• _SHORT EXERCISE_
Give all of the lines again exactly as they read.

• _DATASET CONTENT_
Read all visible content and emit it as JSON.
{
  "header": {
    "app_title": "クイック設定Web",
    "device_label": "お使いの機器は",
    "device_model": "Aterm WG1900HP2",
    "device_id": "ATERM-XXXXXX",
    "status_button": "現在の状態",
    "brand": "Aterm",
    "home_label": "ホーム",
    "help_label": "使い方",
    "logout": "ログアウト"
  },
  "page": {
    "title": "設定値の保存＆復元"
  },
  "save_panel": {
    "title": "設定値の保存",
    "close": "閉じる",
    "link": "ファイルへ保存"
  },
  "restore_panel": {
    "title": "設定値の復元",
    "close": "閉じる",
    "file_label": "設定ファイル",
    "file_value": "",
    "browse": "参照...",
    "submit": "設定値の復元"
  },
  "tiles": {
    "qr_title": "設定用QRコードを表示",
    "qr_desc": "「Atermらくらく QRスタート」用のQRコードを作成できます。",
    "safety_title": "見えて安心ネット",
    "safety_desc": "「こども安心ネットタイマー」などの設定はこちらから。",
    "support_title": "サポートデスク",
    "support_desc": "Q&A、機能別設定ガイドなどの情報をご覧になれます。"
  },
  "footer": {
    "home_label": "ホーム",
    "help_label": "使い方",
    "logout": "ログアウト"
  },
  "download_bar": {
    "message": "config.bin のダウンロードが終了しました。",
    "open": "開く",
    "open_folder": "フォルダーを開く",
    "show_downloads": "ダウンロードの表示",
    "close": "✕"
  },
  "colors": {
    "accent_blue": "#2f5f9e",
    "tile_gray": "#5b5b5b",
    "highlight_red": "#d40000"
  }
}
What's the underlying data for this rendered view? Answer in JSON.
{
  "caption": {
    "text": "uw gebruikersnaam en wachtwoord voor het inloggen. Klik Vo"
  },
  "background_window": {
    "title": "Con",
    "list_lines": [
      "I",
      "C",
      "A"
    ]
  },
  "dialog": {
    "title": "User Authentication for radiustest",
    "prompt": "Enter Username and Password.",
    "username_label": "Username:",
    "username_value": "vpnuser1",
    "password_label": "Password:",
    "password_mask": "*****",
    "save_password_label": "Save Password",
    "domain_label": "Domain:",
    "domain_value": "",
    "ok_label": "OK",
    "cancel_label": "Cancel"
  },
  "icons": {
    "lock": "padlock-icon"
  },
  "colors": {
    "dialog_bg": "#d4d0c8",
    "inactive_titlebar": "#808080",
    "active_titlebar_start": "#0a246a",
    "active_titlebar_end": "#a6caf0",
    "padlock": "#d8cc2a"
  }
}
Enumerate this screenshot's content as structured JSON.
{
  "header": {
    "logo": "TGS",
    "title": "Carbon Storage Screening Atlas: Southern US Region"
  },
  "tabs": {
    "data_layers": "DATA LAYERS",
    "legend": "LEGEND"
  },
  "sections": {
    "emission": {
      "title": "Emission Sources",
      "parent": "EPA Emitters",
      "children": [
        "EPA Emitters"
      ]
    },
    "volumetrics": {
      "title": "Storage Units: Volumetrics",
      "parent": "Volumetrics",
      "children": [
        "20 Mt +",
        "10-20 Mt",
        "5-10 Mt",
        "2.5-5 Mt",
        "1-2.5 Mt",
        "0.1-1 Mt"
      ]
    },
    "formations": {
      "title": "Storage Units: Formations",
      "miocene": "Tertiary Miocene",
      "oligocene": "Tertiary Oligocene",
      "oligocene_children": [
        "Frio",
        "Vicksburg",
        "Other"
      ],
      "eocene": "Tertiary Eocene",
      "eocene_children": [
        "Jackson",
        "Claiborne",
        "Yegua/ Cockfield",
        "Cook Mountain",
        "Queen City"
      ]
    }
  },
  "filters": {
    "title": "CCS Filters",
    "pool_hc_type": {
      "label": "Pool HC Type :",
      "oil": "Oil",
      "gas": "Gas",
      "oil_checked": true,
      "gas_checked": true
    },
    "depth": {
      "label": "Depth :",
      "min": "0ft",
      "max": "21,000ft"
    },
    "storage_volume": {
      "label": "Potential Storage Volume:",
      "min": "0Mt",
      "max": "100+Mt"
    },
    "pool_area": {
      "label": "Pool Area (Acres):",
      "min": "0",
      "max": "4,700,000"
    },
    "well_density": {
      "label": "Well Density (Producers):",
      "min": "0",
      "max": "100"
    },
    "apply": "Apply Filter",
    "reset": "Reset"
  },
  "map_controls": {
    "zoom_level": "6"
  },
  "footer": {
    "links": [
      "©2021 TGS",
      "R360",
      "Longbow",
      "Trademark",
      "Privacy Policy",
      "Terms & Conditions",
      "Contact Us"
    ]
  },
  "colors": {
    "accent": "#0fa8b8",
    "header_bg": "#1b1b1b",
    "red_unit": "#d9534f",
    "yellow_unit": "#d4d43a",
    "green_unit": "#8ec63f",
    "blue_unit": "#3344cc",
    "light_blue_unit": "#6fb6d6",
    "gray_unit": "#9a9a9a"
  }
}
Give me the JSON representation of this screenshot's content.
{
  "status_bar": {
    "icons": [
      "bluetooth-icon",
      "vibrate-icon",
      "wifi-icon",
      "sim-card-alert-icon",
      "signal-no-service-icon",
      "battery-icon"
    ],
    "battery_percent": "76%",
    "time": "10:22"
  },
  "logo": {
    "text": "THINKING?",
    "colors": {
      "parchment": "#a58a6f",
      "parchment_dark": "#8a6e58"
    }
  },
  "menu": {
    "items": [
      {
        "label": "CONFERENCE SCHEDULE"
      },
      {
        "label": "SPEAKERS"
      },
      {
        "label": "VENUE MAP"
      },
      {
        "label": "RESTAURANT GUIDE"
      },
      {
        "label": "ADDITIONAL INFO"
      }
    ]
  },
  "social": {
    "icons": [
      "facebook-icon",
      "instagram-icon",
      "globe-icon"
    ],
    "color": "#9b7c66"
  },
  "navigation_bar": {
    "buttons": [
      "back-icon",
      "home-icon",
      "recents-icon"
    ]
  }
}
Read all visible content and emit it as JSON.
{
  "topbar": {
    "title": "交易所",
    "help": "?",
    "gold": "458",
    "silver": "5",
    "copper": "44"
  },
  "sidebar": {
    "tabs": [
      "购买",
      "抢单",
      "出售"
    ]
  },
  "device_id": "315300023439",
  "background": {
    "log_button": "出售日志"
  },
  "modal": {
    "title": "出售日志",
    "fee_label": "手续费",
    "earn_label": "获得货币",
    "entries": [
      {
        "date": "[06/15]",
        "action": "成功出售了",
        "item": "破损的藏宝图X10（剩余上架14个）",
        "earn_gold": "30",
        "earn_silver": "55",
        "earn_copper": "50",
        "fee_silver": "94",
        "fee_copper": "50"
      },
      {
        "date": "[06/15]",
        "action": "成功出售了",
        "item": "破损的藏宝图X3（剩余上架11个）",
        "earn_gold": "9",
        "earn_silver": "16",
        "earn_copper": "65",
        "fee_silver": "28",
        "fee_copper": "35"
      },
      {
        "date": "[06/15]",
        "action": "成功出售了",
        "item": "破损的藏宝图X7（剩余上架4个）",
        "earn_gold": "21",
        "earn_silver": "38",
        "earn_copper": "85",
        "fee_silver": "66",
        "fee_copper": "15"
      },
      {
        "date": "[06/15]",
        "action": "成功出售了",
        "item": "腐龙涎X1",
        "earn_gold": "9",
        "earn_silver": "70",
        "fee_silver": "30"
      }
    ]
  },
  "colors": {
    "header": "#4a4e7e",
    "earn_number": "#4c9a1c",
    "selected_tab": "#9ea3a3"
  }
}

• _FINISHED ANSWER_
Read all visible content and emit it as JSON.
{
  "header": {
    "app_title": "クイック設定Web",
    "device_label": "お使いの機器は",
    "device_model": "Aterm WG1900HP2",
    "device_id": "ATERM-XXXXXX",
    "status_button": "現在の状態",
    "brand": "Aterm",
    "home_label": "ホーム",
    "help_label": "使い方",
    "logout": "ログアウト"
  },
  "page": {
    "title": "設定値の保存＆復元"
  },
  "save_panel": {
    "title": "設定値の保存",
    "close": "閉じる",
    "link": "ファイルへ保存"
  },
  "restore_panel": {
    "title": "設定値の復元",
    "close": "閉じる",
    "file_label": "設定ファイル",
    "file_value": "",
    "browse": "参照...",
    "submit": "設定値の復元"
  },
  "tiles": {
    "qr_title": "設定用QRコードを表示",
    "qr_desc": "「Atermらくらく QRスタート」用のQRコードを作成できます。",
    "safety_title": "見えて安心ネット",
    "safety_desc": "「こども安心ネットタイマー」などの設定はこちらから。",
    "support_title": "サポートデスク",
    "support_desc": "Q&A、機能別設定ガイドなどの情報をご覧になれます。"
  },
  "footer": {
    "home_label": "ホーム",
    "help_label": "使い方",
    "logout": "ログアウト"
  },
  "download_bar": {
    "message": "config.bin のダウンロードが終了しました。",
    "open": "開く",
    "open_folder": "フォルダーを開く",
    "show_downloads": "ダウンロードの表示",
    "close": "✕"
  },
  "colors": {
    "accent_blue": "#2f5f9e",
    "tile_gray": "#5b5b5b",
    "highlight_red": "#d40000"
  }
}
What's the underlying data for this rendered view? Answer in JSON.
{
  "caption": {
    "text": "uw gebruikersnaam en wachtwoord voor het inloggen. Klik Vo"
  },
  "background_window": {
    "title": "Con",
    "list_lines": [
      "I",
      "C",
      "A"
    ]
  },
  "dialog": {
    "title": "User Authentication for radiustest",
    "prompt": "Enter Username and Password.",
    "username_label": "Username:",
    "username_value": "vpnuser1",
    "password_label": "Password:",
    "password_mask": "*****",
    "save_password_label": "Save Password",
    "domain_label": "Domain:",
    "domain_value": "",
    "ok_label": "OK",
    "cancel_label": "Cancel"
  },
  "icons": {
    "lock": "padlock-icon"
  },
  "colors": {
    "dialog_bg": "#d4d0c8",
    "inactive_titlebar": "#808080",
    "active_titlebar_start": "#0a246a",
    "active_titlebar_end": "#a6caf0",
    "padlock": "#d8cc2a"
  }
}
Enumerate this screenshot's content as structured JSON.
{
  "header": {
    "logo": "TGS",
    "title": "Carbon Storage Screening Atlas: Southern US Region"
  },
  "tabs": {
    "data_layers": "DATA LAYERS",
    "legend": "LEGEND"
  },
  "sections": {
    "emission": {
      "title": "Emission Sources",
      "parent": "EPA Emitters",
      "children": [
        "EPA Emitters"
      ]
    },
    "volumetrics": {
      "title": "Storage Units: Volumetrics",
      "parent": "Volumetrics",
      "children": [
        "20 Mt +",
        "10-20 Mt",
        "5-10 Mt",
        "2.5-5 Mt",
        "1-2.5 Mt",
        "0.1-1 Mt"
      ]
    },
    "formations": {
      "title": "Storage Units: Formations",
      "miocene": "Tertiary Miocene",
      "oligocene": "Tertiary Oligocene",
      "oligocene_children": [
        "Frio",
        "Vicksburg",
        "Other"
      ],
      "eocene": "Tertiary Eocene",
      "eocene_children": [
        "Jackson",
        "Claiborne",
        "Yegua/ Cockfield",
        "Cook Mountain",
        "Queen City"
      ]
    }
  },
  "filters": {
    "title": "CCS Filters",
    "pool_hc_type": {
      "label": "Pool HC Type :",
      "oil": "Oil",
      "gas": "Gas",
      "oil_checked": true,
      "gas_checked": true
    },
    "depth": {
      "label": "Depth :",
      "min": "0ft",
      "max": "21,000ft"
    },
    "storage_volume": {
      "label": "Potential Storage Volume:",
      "min": "0Mt",
      "max": "100+Mt"
    },
    "pool_area": {
      "label": "Pool Area (Acres):",
      "min": "0",
      "max": "4,700,000"
    },
    "well_density": {
      "label": "Well Density (Producers):",
      "min": "0",
      "max": "100"
    },
    "apply": "Apply Filter",
    "reset": "Reset"
  },
  "map_controls": {
    "zoom_level": "6"
  },
  "footer": {
    "links": [
      "©2021 TGS",
      "R360",
      "Longbow",
      "Trademark",
      "Privacy Policy",
      "Terms & Conditions",
      "Contact Us"
    ]
  },
  "colors": {
    "accent": "#0fa8b8",
    "header_bg": "#1b1b1b",
    "red_unit": "#d9534f",
    "yellow_unit": "#d4d43a",
    "green_unit": "#8ec63f",
    "blue_unit": "#3344cc",
    "light_blue_unit": "#6fb6d6",
    "gray_unit": "#9a9a9a"
  }
}
Give me the JSON representation of this screenshot's content.
{
  "status_bar": {
    "icons": [
      "bluetooth-icon",
      "vibrate-icon",
      "wifi-icon",
      "sim-card-alert-icon",
      "signal-no-service-icon",
      "battery-icon"
    ],
    "battery_percent": "76%",
    "time": "10:22"
  },
  "logo": {
    "text": "THINKING?",
    "colors": {
      "parchment": "#a58a6f",
      "parchment_dark": "#8a6e58"
    }
  },
  "menu": {
    "items": [
      {
        "label": "CONFERENCE SCHEDULE"
      },
      {
        "label": "SPEAKERS"
      },
      {
        "label": "VENUE MAP"
      },
      {
        "label": "RESTAURANT GUIDE"
      },
      {
        "label": "ADDITIONAL INFO"
      }
    ]
  },
  "social": {
    "icons": [
      "facebook-icon",
      "instagram-icon",
      "globe-icon"
    ],
    "color": "#9b7c66"
  },
  "navigation_bar": {
    "buttons": [
      "back-icon",
      "home-icon",
      "recents-icon"
    ]
  }
}
Read all visible content and emit it as JSON.
{
  "topbar": {
    "title": "交易所",
    "help": "?",
    "gold": "458",
    "silver": "5",
    "copper": "44"
  },
  "sidebar": {
    "tabs": [
      "购买",
      "抢单",
      "出售"
    ]
  },
  "device_id": "315300023439",
  "background": {
    "log_button": "出售日志"
  },
  "modal": {
    "title": "出售日志",
    "fee_label": "手续费",
    "earn_label": "获得货币",
    "entries": [
      {
        "date": "[06/15]",
        "action": "成功出售了",
        "item": "破损的藏宝图X10（剩余上架14个）",
        "earn_gold": "30",
        "earn_silver": "55",
        "earn_copper": "50",
        "fee_silver": "94",
        "fee_copper": "50"
      },
      {
        "date": "[06/15]",
        "action": "成功出售了",
        "item": "破损的藏宝图X3（剩余上架11个）",
        "earn_gold": "9",
        "earn_silver": "16",
        "earn_copper": "65",
        "fee_silver": "28",
        "fee_copper": "35"
      },
      {
        "date": "[06/15]",
        "action": "成功出售了",
        "item": "破损的藏宝图X7（剩余上架4个）",
        "earn_gold": "21",
        "earn_silver": "38",
        "earn_copper": "85",
        "fee_silver": "66",
        "fee_copper": "15"
      },
      {
        "date": "[06/15]",
        "action": "成功出售了",
        "item": "腐龙涎X1",
        "earn_gold": "9",
        "earn_silver": "70",
        "fee_silver": "30"
      }
    ]
  },
  "colors": {
    "header": "#4a4e7e",
    "earn_number": "#4c9a1c",
    "selected_tab": "#9ea3a3"
  }
}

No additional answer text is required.